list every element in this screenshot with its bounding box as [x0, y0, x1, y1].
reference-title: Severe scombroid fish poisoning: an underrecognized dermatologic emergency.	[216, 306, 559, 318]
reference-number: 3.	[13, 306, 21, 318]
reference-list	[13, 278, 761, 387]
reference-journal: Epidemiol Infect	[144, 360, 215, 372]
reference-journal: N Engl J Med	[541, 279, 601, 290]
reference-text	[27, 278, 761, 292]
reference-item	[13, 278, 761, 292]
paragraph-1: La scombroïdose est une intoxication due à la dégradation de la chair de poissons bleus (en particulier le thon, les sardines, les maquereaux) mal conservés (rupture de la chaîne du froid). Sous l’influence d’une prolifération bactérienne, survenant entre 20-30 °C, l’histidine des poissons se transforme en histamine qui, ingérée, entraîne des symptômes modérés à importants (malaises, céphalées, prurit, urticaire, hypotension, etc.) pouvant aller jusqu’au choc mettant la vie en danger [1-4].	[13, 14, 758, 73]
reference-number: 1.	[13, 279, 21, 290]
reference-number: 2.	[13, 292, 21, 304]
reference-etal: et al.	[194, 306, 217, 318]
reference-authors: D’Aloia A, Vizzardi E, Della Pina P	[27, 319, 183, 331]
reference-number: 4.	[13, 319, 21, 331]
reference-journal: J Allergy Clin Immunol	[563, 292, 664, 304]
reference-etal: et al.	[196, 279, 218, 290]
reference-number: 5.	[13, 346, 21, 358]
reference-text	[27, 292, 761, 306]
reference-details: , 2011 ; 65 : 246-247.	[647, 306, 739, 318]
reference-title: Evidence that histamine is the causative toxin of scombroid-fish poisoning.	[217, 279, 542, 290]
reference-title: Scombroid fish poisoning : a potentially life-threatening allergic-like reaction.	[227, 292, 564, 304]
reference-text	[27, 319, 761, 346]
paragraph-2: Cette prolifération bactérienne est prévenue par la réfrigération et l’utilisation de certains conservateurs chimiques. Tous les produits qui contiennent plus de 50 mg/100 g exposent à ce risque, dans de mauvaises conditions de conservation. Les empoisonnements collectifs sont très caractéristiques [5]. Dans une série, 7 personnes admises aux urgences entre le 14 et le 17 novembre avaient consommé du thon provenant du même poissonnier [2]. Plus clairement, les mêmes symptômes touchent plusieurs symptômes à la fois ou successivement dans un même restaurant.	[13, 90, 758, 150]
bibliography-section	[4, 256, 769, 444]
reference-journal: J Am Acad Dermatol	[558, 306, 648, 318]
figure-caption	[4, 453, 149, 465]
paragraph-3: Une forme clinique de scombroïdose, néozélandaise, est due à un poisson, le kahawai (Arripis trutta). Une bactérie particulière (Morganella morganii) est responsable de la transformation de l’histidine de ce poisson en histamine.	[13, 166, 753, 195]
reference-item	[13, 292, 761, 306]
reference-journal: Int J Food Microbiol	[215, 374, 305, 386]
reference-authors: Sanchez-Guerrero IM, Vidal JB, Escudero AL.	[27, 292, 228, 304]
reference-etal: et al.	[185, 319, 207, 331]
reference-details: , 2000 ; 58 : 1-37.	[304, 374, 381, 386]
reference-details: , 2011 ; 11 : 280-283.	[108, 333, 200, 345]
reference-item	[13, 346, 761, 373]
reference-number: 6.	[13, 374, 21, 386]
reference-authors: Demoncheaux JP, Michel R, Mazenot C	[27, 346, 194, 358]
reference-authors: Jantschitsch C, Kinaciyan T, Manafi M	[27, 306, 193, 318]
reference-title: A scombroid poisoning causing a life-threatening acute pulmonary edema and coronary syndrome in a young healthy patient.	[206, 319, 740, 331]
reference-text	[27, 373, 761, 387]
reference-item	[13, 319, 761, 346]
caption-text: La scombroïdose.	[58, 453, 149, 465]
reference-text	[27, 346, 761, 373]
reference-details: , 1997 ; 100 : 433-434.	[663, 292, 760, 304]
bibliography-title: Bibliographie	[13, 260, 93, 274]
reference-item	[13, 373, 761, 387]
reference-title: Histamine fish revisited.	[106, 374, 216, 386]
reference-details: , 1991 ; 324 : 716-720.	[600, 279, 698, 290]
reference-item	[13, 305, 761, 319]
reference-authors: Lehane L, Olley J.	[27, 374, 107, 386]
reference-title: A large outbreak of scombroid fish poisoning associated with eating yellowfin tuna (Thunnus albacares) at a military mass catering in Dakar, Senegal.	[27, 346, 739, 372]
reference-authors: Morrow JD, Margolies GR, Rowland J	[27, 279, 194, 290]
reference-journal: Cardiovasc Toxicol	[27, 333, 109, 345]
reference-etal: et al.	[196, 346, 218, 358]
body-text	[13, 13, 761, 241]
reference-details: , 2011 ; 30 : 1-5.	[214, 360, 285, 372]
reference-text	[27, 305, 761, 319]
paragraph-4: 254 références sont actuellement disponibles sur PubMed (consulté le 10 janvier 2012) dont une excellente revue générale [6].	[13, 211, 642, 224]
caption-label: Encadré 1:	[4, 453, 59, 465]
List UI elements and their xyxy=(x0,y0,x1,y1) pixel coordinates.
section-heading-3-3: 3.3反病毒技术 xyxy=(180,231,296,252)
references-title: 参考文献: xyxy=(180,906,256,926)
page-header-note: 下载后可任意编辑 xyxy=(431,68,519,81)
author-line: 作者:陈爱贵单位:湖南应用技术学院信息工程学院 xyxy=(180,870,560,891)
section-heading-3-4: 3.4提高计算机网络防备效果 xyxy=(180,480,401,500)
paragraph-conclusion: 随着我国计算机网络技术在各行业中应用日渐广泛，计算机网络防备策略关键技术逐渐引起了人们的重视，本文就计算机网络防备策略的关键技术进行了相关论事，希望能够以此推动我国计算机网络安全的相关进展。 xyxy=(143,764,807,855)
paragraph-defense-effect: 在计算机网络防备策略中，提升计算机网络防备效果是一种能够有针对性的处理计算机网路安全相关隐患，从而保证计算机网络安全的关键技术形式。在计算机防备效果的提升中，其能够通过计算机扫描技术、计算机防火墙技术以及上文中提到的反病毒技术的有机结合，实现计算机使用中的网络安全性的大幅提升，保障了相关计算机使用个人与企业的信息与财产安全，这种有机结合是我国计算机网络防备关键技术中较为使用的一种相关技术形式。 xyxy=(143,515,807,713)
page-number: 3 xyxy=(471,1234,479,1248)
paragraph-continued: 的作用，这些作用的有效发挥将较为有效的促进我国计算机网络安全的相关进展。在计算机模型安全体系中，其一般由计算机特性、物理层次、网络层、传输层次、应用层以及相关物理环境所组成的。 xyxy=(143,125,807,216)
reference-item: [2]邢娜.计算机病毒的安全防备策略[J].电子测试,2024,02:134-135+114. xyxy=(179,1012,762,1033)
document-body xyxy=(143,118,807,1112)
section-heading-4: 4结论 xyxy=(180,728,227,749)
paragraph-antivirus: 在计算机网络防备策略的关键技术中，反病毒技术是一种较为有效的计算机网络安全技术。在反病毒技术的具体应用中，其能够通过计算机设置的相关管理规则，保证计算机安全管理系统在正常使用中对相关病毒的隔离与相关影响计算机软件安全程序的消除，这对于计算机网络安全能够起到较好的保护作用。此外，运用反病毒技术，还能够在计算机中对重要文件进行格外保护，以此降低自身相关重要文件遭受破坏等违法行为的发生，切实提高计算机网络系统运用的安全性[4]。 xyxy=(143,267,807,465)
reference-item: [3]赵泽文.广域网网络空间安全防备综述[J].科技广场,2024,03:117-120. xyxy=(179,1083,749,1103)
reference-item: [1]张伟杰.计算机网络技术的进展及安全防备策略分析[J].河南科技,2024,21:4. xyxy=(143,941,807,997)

---+---

### PROBLEM DESCRIPTION
The material shown above is to be retyped in full, without alteration.

### ANSWER SPACE
list every element in this screenshot with its bounding box as [x0, y0, x1, y1].
reference-title: Severe scombroid fish poisoning: an underrecognized dermatologic emergency.	[216, 306, 559, 318]
reference-number: 3.	[13, 306, 21, 318]
reference-list	[13, 278, 761, 387]
reference-journal: Epidemiol Infect	[144, 360, 215, 372]
reference-journal: N Engl J Med	[541, 279, 601, 290]
reference-text	[27, 278, 761, 292]
reference-item	[13, 278, 761, 292]
paragraph-1: La scombroïdose est une intoxication due à la dégradation de la chair de poissons bleus (en particulier le thon, les sardines, les maquereaux) mal conservés (rupture de la chaîne du froid). Sous l’influence d’une prolifération bactérienne, survenant entre 20-30 °C, l’histidine des poissons se transforme en histamine qui, ingérée, entraîne des symptômes modérés à importants (malaises, céphalées, prurit, urticaire, hypotension, etc.) pouvant aller jusqu’au choc mettant la vie en danger [1-4].	[13, 14, 758, 73]
reference-number: 1.	[13, 279, 21, 290]
reference-number: 2.	[13, 292, 21, 304]
reference-etal: et al.	[194, 306, 217, 318]
reference-authors: D’Aloia A, Vizzardi E, Della Pina P	[27, 319, 183, 331]
reference-number: 4.	[13, 319, 21, 331]
reference-journal: J Allergy Clin Immunol	[563, 292, 664, 304]
reference-etal: et al.	[196, 279, 218, 290]
reference-number: 5.	[13, 346, 21, 358]
reference-text	[27, 292, 761, 306]
reference-details: , 2011 ; 65 : 246-247.	[647, 306, 739, 318]
reference-title: Evidence that histamine is the causative toxin of scombroid-fish poisoning.	[217, 279, 542, 290]
reference-title: Scombroid fish poisoning : a potentially life-threatening allergic-like reaction.	[227, 292, 564, 304]
reference-text	[27, 319, 761, 346]
paragraph-2: Cette prolifération bactérienne est prévenue par la réfrigération et l’utilisation de certains conservateurs chimiques. Tous les produits qui contiennent plus de 50 mg/100 g exposent à ce risque, dans de mauvaises conditions de conservation. Les empoisonnements collectifs sont très caractéristiques [5]. Dans une série, 7 personnes admises aux urgences entre le 14 et le 17 novembre avaient consommé du thon provenant du même poissonnier [2]. Plus clairement, les mêmes symptômes touchent plusieurs symptômes à la fois ou successivement dans un même restaurant.	[13, 90, 758, 150]
bibliography-section	[4, 256, 769, 444]
reference-journal: J Am Acad Dermatol	[558, 306, 648, 318]
figure-caption	[4, 453, 149, 465]
paragraph-3: Une forme clinique de scombroïdose, néozélandaise, est due à un poisson, le kahawai (Arripis trutta). Une bactérie particulière (Morganella morganii) est responsable de la transformation de l’histidine de ce poisson en histamine.	[13, 166, 753, 195]
reference-item	[13, 292, 761, 306]
reference-journal: Int J Food Microbiol	[215, 374, 305, 386]
reference-authors: Sanchez-Guerrero IM, Vidal JB, Escudero AL.	[27, 292, 228, 304]
reference-etal: et al.	[185, 319, 207, 331]
reference-details: , 2000 ; 58 : 1-37.	[304, 374, 381, 386]
reference-details: , 2011 ; 11 : 280-283.	[108, 333, 200, 345]
reference-item	[13, 346, 761, 373]
reference-number: 6.	[13, 374, 21, 386]
reference-authors: Demoncheaux JP, Michel R, Mazenot C	[27, 346, 194, 358]
reference-authors: Jantschitsch C, Kinaciyan T, Manafi M	[27, 306, 193, 318]
reference-title: A scombroid poisoning causing a life-threatening acute pulmonary edema and coronary syndrome in a young healthy patient.	[206, 319, 740, 331]
reference-text	[27, 373, 761, 387]
reference-item	[13, 319, 761, 346]
caption-text: La scombroïdose.	[58, 453, 149, 465]
reference-text	[27, 346, 761, 373]
reference-details: , 1997 ; 100 : 433-434.	[663, 292, 760, 304]
bibliography-title: Bibliographie	[13, 260, 93, 274]
reference-item	[13, 373, 761, 387]
reference-title: Histamine fish revisited.	[106, 374, 216, 386]
reference-details: , 1991 ; 324 : 716-720.	[600, 279, 698, 290]
reference-item	[13, 305, 761, 319]
reference-authors: Lehane L, Olley J.	[27, 374, 107, 386]
reference-title: A large outbreak of scombroid fish poisoning associated with eating yellowfin tuna (Thunnus albacares) at a military mass catering in Dakar, Senegal.	[27, 346, 739, 372]
reference-authors: Morrow JD, Margolies GR, Rowland J	[27, 279, 194, 290]
reference-journal: Cardiovasc Toxicol	[27, 333, 109, 345]
reference-etal: et al.	[196, 346, 218, 358]
body-text	[13, 13, 761, 241]
reference-details: , 2011 ; 30 : 1-5.	[214, 360, 285, 372]
reference-text	[27, 305, 761, 319]
paragraph-4: 254 références sont actuellement disponibles sur PubMed (consulté le 10 janvier 2012) dont une excellente revue générale [6].	[13, 211, 642, 224]
caption-label: Encadré 1:	[4, 453, 59, 465]
List UI elements and their xyxy=(x0,y0,x1,y1) pixel coordinates.
section-heading-3-3: 3.3反病毒技术 xyxy=(180,231,296,252)
references-title: 参考文献: xyxy=(180,906,256,926)
page-header-note: 下载后可任意编辑 xyxy=(431,68,519,81)
author-line: 作者:陈爱贵单位:湖南应用技术学院信息工程学院 xyxy=(180,870,560,891)
section-heading-3-4: 3.4提高计算机网络防备效果 xyxy=(180,480,401,500)
paragraph-conclusion: 随着我国计算机网络技术在各行业中应用日渐广泛，计算机网络防备策略关键技术逐渐引起了人们的重视，本文就计算机网络防备策略的关键技术进行了相关论事，希望能够以此推动我国计算机网络安全的相关进展。 xyxy=(143,764,807,855)
paragraph-defense-effect: 在计算机网络防备策略中，提升计算机网络防备效果是一种能够有针对性的处理计算机网路安全相关隐患，从而保证计算机网络安全的关键技术形式。在计算机防备效果的提升中，其能够通过计算机扫描技术、计算机防火墙技术以及上文中提到的反病毒技术的有机结合，实现计算机使用中的网络安全性的大幅提升，保障了相关计算机使用个人与企业的信息与财产安全，这种有机结合是我国计算机网络防备关键技术中较为使用的一种相关技术形式。 xyxy=(143,515,807,713)
page-number: 3 xyxy=(471,1234,479,1248)
paragraph-continued: 的作用，这些作用的有效发挥将较为有效的促进我国计算机网络安全的相关进展。在计算机模型安全体系中，其一般由计算机特性、物理层次、网络层、传输层次、应用层以及相关物理环境所组成的。 xyxy=(143,125,807,216)
reference-item: [2]邢娜.计算机病毒的安全防备策略[J].电子测试,2024,02:134-135+114. xyxy=(179,1012,762,1033)
document-body xyxy=(143,118,807,1112)
section-heading-4: 4结论 xyxy=(180,728,227,749)
paragraph-antivirus: 在计算机网络防备策略的关键技术中，反病毒技术是一种较为有效的计算机网络安全技术。在反病毒技术的具体应用中，其能够通过计算机设置的相关管理规则，保证计算机安全管理系统在正常使用中对相关病毒的隔离与相关影响计算机软件安全程序的消除，这对于计算机网络安全能够起到较好的保护作用。此外，运用反病毒技术，还能够在计算机中对重要文件进行格外保护，以此降低自身相关重要文件遭受破坏等违法行为的发生，切实提高计算机网络系统运用的安全性[4]。 xyxy=(143,267,807,465)
reference-item: [3]赵泽文.广域网网络空间安全防备综述[J].科技广场,2024,03:117-120. xyxy=(179,1083,749,1103)
reference-item: [1]张伟杰.计算机网络技术的进展及安全防备策略分析[J].河南科技,2024,21:4. xyxy=(143,941,807,997)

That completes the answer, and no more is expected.